◆ The problem ◆
Transcribe all of the records precisely as they are presented.

◆ Raw data ◆
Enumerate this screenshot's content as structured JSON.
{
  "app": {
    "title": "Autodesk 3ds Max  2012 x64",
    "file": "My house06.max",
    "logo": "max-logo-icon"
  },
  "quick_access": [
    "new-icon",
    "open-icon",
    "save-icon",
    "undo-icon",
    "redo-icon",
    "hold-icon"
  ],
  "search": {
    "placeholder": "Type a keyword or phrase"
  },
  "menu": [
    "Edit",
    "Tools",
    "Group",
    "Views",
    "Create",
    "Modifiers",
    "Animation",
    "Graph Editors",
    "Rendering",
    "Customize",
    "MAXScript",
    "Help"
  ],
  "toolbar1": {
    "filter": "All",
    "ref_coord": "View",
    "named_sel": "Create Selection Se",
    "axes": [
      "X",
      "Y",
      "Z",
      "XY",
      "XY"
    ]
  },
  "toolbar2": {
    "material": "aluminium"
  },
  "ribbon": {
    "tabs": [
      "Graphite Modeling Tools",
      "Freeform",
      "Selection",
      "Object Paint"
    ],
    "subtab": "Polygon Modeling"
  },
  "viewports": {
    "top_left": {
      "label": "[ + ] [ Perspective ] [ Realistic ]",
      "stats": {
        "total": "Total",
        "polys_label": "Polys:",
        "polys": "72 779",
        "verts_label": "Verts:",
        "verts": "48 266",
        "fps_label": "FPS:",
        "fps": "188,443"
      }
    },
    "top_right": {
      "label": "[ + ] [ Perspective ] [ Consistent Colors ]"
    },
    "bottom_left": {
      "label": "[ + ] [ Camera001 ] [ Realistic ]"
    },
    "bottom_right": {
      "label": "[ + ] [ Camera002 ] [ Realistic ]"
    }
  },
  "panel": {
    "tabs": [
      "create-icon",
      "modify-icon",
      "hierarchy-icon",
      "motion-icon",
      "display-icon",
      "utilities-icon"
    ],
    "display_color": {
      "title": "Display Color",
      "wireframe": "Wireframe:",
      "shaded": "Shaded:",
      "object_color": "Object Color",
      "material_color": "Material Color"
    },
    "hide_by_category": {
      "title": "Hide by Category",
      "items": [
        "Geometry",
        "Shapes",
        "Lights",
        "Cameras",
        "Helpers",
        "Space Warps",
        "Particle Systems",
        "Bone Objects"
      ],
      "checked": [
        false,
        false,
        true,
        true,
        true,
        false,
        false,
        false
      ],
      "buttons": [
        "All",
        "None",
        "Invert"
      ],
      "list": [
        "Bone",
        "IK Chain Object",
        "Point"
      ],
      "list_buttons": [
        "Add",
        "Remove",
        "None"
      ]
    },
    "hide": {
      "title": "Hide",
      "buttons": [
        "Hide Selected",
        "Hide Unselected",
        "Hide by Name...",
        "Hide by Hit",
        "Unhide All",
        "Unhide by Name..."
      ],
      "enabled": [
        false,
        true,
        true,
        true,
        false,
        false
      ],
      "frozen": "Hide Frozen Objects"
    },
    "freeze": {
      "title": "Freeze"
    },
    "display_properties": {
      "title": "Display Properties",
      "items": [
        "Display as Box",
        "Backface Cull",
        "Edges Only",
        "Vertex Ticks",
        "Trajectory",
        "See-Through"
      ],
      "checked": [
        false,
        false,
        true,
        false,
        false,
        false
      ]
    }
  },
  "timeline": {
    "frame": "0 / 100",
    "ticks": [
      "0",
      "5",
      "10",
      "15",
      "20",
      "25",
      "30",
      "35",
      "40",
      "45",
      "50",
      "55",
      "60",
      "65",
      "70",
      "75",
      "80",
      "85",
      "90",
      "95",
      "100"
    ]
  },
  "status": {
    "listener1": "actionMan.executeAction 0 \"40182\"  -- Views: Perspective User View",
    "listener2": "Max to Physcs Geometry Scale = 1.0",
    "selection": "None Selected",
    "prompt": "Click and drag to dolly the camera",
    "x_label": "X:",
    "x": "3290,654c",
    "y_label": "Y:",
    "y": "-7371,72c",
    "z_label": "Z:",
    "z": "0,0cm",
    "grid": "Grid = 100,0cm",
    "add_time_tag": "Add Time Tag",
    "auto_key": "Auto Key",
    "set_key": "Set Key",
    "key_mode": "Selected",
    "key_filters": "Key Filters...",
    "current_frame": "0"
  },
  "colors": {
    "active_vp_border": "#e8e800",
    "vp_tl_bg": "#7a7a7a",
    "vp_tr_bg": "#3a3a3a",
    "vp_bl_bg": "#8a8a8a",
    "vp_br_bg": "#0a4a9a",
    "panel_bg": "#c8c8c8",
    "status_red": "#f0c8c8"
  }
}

◆ Expected answer ◆
Enumerate this screenshot's content as structured JSON.
{
  "app": {
    "title": "Autodesk 3ds Max  2012 x64",
    "file": "My house06.max",
    "logo": "max-logo-icon"
  },
  "quick_access": [
    "new-icon",
    "open-icon",
    "save-icon",
    "undo-icon",
    "redo-icon",
    "hold-icon"
  ],
  "search": {
    "placeholder": "Type a keyword or phrase"
  },
  "menu": [
    "Edit",
    "Tools",
    "Group",
    "Views",
    "Create",
    "Modifiers",
    "Animation",
    "Graph Editors",
    "Rendering",
    "Customize",
    "MAXScript",
    "Help"
  ],
  "toolbar1": {
    "filter": "All",
    "ref_coord": "View",
    "named_sel": "Create Selection Se",
    "axes": [
      "X",
      "Y",
      "Z",
      "XY",
      "XY"
    ]
  },
  "toolbar2": {
    "material": "aluminium"
  },
  "ribbon": {
    "tabs": [
      "Graphite Modeling Tools",
      "Freeform",
      "Selection",
      "Object Paint"
    ],
    "subtab": "Polygon Modeling"
  },
  "viewports": {
    "top_left": {
      "label": "[ + ] [ Perspective ] [ Realistic ]",
      "stats": {
        "total": "Total",
        "polys_label": "Polys:",
        "polys": "72 779",
        "verts_label": "Verts:",
        "verts": "48 266",
        "fps_label": "FPS:",
        "fps": "188,443"
      }
    },
    "top_right": {
      "label": "[ + ] [ Perspective ] [ Consistent Colors ]"
    },
    "bottom_left": {
      "label": "[ + ] [ Camera001 ] [ Realistic ]"
    },
    "bottom_right": {
      "label": "[ + ] [ Camera002 ] [ Realistic ]"
    }
  },
  "panel": {
    "tabs": [
      "create-icon",
      "modify-icon",
      "hierarchy-icon",
      "motion-icon",
      "display-icon",
      "utilities-icon"
    ],
    "display_color": {
      "title": "Display Color",
      "wireframe": "Wireframe:",
      "shaded": "Shaded:",
      "object_color": "Object Color",
      "material_color": "Material Color"
    },
    "hide_by_category": {
      "title": "Hide by Category",
      "items": [
        "Geometry",
        "Shapes",
        "Lights",
        "Cameras",
        "Helpers",
        "Space Warps",
        "Particle Systems",
        "Bone Objects"
      ],
      "checked": [
        false,
        false,
        true,
        true,
        true,
        false,
        false,
        false
      ],
      "buttons": [
        "All",
        "None",
        "Invert"
      ],
      "list": [
        "Bone",
        "IK Chain Object",
        "Point"
      ],
      "list_buttons": [
        "Add",
        "Remove",
        "None"
      ]
    },
    "hide": {
      "title": "Hide",
      "buttons": [
        "Hide Selected",
        "Hide Unselected",
        "Hide by Name...",
        "Hide by Hit",
        "Unhide All",
        "Unhide by Name..."
      ],
      "enabled": [
        false,
        true,
        true,
        true,
        false,
        false
      ],
      "frozen": "Hide Frozen Objects"
    },
    "freeze": {
      "title": "Freeze"
    },
    "display_properties": {
      "title": "Display Properties",
      "items": [
        "Display as Box",
        "Backface Cull",
        "Edges Only",
        "Vertex Ticks",
        "Trajectory",
        "See-Through"
      ],
      "checked": [
        false,
        false,
        true,
        false,
        false,
        false
      ]
    }
  },
  "timeline": {
    "frame": "0 / 100",
    "ticks": [
      "0",
      "5",
      "10",
      "15",
      "20",
      "25",
      "30",
      "35",
      "40",
      "45",
      "50",
      "55",
      "60",
      "65",
      "70",
      "75",
      "80",
      "85",
      "90",
      "95",
      "100"
    ]
  },
  "status": {
    "listener1": "actionMan.executeAction 0 \"40182\"  -- Views: Perspective User View",
    "listener2": "Max to Physcs Geometry Scale = 1.0",
    "selection": "None Selected",
    "prompt": "Click and drag to dolly the camera",
    "x_label": "X:",
    "x": "3290,654c",
    "y_label": "Y:",
    "y": "-7371,72c",
    "z_label": "Z:",
    "z": "0,0cm",
    "grid": "Grid = 100,0cm",
    "add_time_tag": "Add Time Tag",
    "auto_key": "Auto Key",
    "set_key": "Set Key",
    "key_mode": "Selected",
    "key_filters": "Key Filters...",
    "current_frame": "0"
  },
  "colors": {
    "active_vp_border": "#e8e800",
    "vp_tl_bg": "#7a7a7a",
    "vp_tr_bg": "#3a3a3a",
    "vp_bl_bg": "#8a8a8a",
    "vp_br_bg": "#0a4a9a",
    "panel_bg": "#c8c8c8",
    "status_red": "#f0c8c8"
  }
}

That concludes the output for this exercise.